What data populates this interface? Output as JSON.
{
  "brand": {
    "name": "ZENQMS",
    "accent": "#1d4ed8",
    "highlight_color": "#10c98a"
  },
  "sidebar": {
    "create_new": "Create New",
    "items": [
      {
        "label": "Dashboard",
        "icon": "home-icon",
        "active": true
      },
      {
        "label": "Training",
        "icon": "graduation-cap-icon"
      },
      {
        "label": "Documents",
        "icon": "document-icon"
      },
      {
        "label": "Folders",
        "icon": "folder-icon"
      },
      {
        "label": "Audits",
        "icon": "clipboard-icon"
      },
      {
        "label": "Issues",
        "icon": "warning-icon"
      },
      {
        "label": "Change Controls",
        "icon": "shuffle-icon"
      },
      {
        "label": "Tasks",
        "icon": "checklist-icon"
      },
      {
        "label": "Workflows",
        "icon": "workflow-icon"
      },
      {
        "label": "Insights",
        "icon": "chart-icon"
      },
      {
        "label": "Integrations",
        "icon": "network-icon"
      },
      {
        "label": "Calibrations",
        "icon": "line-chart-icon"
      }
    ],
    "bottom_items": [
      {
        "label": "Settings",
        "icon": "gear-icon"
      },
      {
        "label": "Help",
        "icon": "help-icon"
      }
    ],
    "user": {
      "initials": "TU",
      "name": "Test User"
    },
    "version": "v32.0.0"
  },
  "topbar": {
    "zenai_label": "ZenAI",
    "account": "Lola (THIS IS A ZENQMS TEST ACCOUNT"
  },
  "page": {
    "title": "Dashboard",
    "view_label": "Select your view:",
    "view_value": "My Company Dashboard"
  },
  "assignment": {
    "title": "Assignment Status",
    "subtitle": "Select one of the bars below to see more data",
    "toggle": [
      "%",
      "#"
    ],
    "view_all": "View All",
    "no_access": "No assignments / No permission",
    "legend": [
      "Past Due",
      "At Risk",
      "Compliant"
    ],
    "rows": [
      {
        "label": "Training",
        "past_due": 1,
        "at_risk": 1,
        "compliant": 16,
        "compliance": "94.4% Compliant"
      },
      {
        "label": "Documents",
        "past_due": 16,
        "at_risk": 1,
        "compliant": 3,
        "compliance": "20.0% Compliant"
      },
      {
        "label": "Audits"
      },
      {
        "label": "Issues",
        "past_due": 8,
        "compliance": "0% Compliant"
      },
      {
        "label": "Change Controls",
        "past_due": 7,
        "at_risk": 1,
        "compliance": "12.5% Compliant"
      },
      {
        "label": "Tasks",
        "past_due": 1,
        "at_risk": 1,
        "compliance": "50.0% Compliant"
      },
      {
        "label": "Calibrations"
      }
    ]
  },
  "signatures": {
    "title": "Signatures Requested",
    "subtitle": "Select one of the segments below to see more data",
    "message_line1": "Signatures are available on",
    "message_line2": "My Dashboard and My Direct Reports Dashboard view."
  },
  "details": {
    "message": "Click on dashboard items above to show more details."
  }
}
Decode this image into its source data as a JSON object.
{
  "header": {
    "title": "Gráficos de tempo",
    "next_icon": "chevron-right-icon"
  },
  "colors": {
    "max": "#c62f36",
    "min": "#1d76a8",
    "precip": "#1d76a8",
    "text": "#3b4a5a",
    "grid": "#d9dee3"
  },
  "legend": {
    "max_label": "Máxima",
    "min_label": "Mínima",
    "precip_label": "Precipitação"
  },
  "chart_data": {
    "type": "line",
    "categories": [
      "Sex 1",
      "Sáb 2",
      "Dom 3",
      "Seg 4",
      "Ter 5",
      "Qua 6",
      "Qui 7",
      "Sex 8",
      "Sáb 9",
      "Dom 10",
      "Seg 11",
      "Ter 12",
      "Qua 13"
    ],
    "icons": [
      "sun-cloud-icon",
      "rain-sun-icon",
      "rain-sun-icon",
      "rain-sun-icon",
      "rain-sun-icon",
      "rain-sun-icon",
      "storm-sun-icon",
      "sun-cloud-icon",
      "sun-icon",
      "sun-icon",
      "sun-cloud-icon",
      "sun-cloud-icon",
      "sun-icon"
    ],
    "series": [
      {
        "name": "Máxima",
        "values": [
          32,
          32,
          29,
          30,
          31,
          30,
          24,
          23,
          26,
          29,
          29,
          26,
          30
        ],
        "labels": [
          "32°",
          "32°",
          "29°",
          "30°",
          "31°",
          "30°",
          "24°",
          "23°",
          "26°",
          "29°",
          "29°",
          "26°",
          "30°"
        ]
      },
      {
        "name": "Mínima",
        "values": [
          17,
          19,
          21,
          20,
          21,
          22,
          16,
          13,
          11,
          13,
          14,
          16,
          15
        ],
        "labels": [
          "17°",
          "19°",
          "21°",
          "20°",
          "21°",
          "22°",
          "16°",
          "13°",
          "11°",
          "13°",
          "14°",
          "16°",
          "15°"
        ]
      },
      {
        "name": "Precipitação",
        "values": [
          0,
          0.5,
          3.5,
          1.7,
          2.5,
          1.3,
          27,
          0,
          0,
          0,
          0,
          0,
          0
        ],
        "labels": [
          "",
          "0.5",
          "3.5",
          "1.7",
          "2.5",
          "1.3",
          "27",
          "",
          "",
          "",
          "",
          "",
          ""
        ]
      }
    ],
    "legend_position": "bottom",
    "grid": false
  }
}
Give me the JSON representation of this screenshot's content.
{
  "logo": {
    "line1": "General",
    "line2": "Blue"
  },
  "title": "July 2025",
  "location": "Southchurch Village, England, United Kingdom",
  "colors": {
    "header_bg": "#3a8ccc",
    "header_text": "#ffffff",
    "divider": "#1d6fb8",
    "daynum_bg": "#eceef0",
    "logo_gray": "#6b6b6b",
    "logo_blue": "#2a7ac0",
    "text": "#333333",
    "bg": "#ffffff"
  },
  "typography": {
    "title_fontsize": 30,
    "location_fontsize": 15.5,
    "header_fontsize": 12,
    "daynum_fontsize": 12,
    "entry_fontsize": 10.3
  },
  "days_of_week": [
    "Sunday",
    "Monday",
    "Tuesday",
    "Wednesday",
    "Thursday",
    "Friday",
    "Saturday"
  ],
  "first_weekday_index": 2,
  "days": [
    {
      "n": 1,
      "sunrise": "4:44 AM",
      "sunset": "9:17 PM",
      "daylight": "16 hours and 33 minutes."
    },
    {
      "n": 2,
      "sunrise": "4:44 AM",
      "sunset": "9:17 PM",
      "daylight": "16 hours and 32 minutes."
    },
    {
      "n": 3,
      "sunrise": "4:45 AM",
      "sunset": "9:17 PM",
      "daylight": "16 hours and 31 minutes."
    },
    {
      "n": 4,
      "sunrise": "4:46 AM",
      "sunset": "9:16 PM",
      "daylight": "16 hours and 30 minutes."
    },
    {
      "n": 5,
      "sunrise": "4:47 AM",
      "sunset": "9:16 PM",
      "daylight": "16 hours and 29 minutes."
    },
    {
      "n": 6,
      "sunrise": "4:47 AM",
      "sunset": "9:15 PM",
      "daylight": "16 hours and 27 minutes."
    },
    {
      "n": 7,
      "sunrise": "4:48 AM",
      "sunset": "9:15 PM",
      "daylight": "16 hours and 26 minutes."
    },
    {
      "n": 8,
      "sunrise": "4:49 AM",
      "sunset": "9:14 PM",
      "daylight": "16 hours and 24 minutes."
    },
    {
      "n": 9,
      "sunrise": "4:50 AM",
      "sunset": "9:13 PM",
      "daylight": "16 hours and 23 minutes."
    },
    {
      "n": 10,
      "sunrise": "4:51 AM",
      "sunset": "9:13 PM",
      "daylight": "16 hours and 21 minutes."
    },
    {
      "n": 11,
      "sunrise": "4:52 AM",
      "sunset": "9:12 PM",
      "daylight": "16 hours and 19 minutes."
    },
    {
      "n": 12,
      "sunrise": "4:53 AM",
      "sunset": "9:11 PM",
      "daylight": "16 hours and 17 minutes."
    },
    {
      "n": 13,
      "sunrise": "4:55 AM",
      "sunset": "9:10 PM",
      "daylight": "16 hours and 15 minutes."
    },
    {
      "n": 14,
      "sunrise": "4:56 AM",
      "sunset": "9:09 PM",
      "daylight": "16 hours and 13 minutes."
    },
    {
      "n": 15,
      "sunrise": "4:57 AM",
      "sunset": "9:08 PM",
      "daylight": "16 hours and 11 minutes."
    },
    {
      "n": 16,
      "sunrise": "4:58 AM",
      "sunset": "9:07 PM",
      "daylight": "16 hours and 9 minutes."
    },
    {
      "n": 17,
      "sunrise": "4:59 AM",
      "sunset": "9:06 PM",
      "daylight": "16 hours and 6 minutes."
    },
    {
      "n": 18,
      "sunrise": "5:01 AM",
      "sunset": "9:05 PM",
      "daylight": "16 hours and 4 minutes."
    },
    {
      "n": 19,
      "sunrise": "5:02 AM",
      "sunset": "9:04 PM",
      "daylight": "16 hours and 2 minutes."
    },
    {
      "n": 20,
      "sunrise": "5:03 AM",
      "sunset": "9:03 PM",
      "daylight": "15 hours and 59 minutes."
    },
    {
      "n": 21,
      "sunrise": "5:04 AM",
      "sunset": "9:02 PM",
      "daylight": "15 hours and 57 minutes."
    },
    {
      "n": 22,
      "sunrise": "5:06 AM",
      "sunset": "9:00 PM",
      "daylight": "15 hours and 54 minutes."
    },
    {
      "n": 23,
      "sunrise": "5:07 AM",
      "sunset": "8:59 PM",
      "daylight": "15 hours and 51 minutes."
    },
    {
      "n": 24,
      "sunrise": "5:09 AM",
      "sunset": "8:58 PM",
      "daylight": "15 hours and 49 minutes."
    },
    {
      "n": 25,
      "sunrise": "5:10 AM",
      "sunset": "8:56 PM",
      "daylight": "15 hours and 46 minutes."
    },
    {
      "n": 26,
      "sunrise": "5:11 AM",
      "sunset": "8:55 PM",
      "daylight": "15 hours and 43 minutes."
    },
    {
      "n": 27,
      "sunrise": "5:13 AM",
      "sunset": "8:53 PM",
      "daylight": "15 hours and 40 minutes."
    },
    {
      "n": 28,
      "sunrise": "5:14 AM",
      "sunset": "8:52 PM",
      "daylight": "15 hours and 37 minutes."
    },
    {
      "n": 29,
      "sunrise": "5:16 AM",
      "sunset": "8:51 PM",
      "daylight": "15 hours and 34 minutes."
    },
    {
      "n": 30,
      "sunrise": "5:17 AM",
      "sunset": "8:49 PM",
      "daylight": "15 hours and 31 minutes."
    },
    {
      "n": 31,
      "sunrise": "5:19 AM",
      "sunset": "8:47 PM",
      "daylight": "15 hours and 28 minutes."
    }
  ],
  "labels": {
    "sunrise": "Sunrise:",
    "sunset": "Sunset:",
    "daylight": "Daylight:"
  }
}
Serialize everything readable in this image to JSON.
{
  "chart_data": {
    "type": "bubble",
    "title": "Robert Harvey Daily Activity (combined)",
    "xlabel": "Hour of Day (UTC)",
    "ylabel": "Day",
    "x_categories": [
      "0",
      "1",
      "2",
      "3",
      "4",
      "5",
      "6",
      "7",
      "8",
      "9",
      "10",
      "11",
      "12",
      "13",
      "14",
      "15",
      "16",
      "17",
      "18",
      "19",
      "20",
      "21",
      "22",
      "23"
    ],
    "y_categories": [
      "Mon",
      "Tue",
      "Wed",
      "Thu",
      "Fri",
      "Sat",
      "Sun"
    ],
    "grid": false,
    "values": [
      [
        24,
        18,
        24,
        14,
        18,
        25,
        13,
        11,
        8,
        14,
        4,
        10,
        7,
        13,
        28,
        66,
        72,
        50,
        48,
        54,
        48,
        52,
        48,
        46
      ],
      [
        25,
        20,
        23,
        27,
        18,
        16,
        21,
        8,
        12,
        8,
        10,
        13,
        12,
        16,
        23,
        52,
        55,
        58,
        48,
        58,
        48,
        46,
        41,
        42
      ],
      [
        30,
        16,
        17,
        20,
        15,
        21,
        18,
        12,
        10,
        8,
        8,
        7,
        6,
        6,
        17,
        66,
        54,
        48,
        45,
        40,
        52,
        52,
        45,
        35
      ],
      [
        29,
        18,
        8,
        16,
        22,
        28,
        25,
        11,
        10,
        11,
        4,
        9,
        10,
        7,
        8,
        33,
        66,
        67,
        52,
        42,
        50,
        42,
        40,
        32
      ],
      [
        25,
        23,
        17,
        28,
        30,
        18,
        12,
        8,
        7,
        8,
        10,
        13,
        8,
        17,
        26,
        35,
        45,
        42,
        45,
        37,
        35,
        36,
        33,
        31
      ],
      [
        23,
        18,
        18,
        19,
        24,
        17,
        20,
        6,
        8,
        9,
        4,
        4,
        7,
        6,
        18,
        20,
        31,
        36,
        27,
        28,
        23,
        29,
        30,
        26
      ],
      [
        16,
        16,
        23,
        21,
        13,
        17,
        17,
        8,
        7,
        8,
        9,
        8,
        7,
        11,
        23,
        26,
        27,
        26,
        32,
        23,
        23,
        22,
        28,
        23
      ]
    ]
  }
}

☆ ☆ ☆

**Objective:** Report how many lines of the entries hold the string "more". Provide the number alone.

**Correct output:** 3